- [과제]: 아래 기록의 모든 줄을 한 글자도 바꾸지 말고 그대로 인용하세요.

[공간 배치 데이터]
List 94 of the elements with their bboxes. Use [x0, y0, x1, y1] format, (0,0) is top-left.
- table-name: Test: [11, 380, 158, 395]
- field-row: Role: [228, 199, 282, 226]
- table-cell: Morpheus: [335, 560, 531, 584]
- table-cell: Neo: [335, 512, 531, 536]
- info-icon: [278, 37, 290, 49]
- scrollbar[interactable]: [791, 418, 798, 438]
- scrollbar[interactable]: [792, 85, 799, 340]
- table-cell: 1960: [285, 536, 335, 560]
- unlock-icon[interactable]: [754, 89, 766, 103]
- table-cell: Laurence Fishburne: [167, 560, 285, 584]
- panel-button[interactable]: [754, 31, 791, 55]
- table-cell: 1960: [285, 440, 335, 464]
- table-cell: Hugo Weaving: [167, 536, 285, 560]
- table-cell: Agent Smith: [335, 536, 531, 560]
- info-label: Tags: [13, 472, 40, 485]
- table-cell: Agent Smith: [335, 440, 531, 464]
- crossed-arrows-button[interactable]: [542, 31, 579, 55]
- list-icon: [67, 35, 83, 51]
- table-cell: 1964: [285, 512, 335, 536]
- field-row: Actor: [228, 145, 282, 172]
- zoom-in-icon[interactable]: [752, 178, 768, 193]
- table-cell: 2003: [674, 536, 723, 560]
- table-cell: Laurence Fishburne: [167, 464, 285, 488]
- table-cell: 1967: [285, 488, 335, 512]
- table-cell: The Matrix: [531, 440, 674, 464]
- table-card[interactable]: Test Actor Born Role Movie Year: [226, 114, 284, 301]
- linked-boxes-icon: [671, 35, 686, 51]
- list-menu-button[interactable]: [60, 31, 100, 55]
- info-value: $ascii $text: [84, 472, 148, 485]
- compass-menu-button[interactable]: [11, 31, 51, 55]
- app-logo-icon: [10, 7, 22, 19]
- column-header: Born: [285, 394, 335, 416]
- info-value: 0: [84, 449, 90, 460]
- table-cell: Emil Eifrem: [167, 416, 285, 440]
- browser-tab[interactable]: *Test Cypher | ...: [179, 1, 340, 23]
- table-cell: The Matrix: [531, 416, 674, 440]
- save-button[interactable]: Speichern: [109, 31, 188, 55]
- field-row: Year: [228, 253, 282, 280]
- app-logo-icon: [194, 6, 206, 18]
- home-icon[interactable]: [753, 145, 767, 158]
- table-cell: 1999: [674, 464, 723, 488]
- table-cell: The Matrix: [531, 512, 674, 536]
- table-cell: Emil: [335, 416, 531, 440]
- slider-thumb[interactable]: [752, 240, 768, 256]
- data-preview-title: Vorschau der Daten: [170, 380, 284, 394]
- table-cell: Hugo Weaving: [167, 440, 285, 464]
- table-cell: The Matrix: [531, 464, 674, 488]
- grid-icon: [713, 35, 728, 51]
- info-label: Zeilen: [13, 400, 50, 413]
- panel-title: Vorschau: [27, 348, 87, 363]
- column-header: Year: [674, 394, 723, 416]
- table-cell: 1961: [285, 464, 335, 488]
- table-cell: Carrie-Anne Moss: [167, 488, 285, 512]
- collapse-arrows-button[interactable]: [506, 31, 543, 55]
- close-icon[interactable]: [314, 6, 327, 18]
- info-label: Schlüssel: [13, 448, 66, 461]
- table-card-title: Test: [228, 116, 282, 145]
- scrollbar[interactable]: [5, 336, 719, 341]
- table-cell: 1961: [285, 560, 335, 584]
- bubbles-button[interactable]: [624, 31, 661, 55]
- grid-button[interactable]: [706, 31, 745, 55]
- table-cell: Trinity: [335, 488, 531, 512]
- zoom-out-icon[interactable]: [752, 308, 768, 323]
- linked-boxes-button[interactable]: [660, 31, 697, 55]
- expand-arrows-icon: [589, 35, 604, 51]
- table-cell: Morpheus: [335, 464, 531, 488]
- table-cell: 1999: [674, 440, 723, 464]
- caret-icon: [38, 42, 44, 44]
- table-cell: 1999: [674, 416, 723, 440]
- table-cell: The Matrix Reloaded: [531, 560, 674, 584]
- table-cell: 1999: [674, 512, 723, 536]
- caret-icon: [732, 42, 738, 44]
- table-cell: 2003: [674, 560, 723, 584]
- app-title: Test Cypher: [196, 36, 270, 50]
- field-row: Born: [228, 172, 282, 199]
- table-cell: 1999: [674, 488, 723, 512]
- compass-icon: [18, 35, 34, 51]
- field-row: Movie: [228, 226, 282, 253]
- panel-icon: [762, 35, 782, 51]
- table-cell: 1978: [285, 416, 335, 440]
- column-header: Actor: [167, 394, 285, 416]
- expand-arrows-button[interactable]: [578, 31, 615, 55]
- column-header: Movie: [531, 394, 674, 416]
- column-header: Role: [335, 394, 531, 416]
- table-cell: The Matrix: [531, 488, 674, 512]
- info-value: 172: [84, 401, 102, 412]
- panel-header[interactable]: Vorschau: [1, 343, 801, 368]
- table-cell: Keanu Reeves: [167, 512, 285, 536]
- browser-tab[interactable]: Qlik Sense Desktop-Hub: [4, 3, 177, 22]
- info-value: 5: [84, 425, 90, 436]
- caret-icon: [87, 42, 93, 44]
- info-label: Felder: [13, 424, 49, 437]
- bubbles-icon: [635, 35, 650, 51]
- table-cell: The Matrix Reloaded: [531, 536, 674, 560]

- [답변]:
List 94 of the elements with their bboxes. Use [x0, y0, x1, y1] format, (0,0) is top-left.
- table-name: Test: [11, 380, 158, 395]
- field-row: Role: [228, 199, 282, 226]
- table-cell: Morpheus: [335, 560, 531, 584]
- table-cell: Neo: [335, 512, 531, 536]
- info-icon: [278, 37, 290, 49]
- scrollbar[interactable]: [791, 418, 798, 438]
- scrollbar[interactable]: [792, 85, 799, 340]
- table-cell: 1960: [285, 536, 335, 560]
- unlock-icon[interactable]: [754, 89, 766, 103]
- table-cell: Laurence Fishburne: [167, 560, 285, 584]
- panel-button[interactable]: [754, 31, 791, 55]
- table-cell: 1960: [285, 440, 335, 464]
- table-cell: Hugo Weaving: [167, 536, 285, 560]
- table-cell: Agent Smith: [335, 536, 531, 560]
- info-label: Tags: [13, 472, 40, 485]
- table-cell: Agent Smith: [335, 440, 531, 464]
- crossed-arrows-button[interactable]: [542, 31, 579, 55]
- list-icon: [67, 35, 83, 51]
- table-cell: 1964: [285, 512, 335, 536]
- field-row: Actor: [228, 145, 282, 172]
- zoom-in-icon[interactable]: [752, 178, 768, 193]
- table-cell: 2003: [674, 536, 723, 560]
- table-cell: Laurence Fishburne: [167, 464, 285, 488]
- table-cell: 1967: [285, 488, 335, 512]
- table-cell: The Matrix: [531, 440, 674, 464]
- table-card[interactable]: Test Actor Born Role Movie Year: [226, 114, 284, 301]
- linked-boxes-icon: [671, 35, 686, 51]
- list-menu-button[interactable]: [60, 31, 100, 55]
- info-value: $ascii $text: [84, 472, 148, 485]
- compass-menu-button[interactable]: [11, 31, 51, 55]
- app-logo-icon: [10, 7, 22, 19]
- column-header: Born: [285, 394, 335, 416]
- info-value: 0: [84, 449, 90, 460]
- table-cell: Emil Eifrem: [167, 416, 285, 440]
- browser-tab[interactable]: *Test Cypher | ...: [179, 1, 340, 23]
- table-cell: The Matrix: [531, 416, 674, 440]
- save-button[interactable]: Speichern: [109, 31, 188, 55]
- field-row: Year: [228, 253, 282, 280]
- app-logo-icon: [194, 6, 206, 18]
- home-icon[interactable]: [753, 145, 767, 158]
- table-cell: 1999: [674, 464, 723, 488]
- table-cell: The Matrix: [531, 512, 674, 536]
- table-cell: Emil: [335, 416, 531, 440]
- slider-thumb[interactable]: [752, 240, 768, 256]
- data-preview-title: Vorschau der Daten: [170, 380, 284, 394]
- table-cell: Hugo Weaving: [167, 440, 285, 464]
- table-cell: The Matrix: [531, 464, 674, 488]
- grid-icon: [713, 35, 728, 51]
- info-label: Zeilen: [13, 400, 50, 413]
- panel-title: Vorschau: [27, 348, 87, 363]
- column-header: Year: [674, 394, 723, 416]
- table-cell: 1961: [285, 464, 335, 488]
- table-cell: Carrie-Anne Moss: [167, 488, 285, 512]
- collapse-arrows-button[interactable]: [506, 31, 543, 55]
- close-icon[interactable]: [314, 6, 327, 18]
- info-label: Schlüssel: [13, 448, 66, 461]
- table-card-title: Test: [228, 116, 282, 145]
- scrollbar[interactable]: [5, 336, 719, 341]
- table-cell: 1961: [285, 560, 335, 584]
- bubbles-button[interactable]: [624, 31, 661, 55]
- grid-button[interactable]: [706, 31, 745, 55]
- table-cell: Trinity: [335, 488, 531, 512]
- zoom-out-icon[interactable]: [752, 308, 768, 323]
- linked-boxes-button[interactable]: [660, 31, 697, 55]
- expand-arrows-icon: [589, 35, 604, 51]
- table-cell: Morpheus: [335, 464, 531, 488]
- table-cell: 1999: [674, 440, 723, 464]
- caret-icon: [38, 42, 44, 44]
- table-cell: 1999: [674, 416, 723, 440]
- table-cell: The Matrix Reloaded: [531, 560, 674, 584]
- table-cell: 1999: [674, 512, 723, 536]
- caret-icon: [732, 42, 738, 44]
- table-cell: 2003: [674, 560, 723, 584]
- app-title: Test Cypher: [196, 36, 270, 50]
- field-row: Born: [228, 172, 282, 199]
- table-cell: 1999: [674, 488, 723, 512]
- compass-icon: [18, 35, 34, 51]
- field-row: Movie: [228, 226, 282, 253]
- panel-icon: [762, 35, 782, 51]
- table-cell: 1978: [285, 416, 335, 440]
- column-header: Actor: [167, 394, 285, 416]
- expand-arrows-button[interactable]: [578, 31, 615, 55]
- column-header: Movie: [531, 394, 674, 416]
- column-header: Role: [335, 394, 531, 416]
- table-cell: The Matrix: [531, 488, 674, 512]
- info-value: 172: [84, 401, 102, 412]
- panel-header[interactable]: Vorschau: [1, 343, 801, 368]
- table-cell: Keanu Reeves: [167, 512, 285, 536]
- browser-tab[interactable]: Qlik Sense Desktop-Hub: [4, 3, 177, 22]
- info-value: 5: [84, 425, 90, 436]
- caret-icon: [87, 42, 93, 44]
- info-label: Felder: [13, 424, 49, 437]
- bubbles-icon: [635, 35, 650, 51]
- table-cell: The Matrix Reloaded: [531, 536, 674, 560]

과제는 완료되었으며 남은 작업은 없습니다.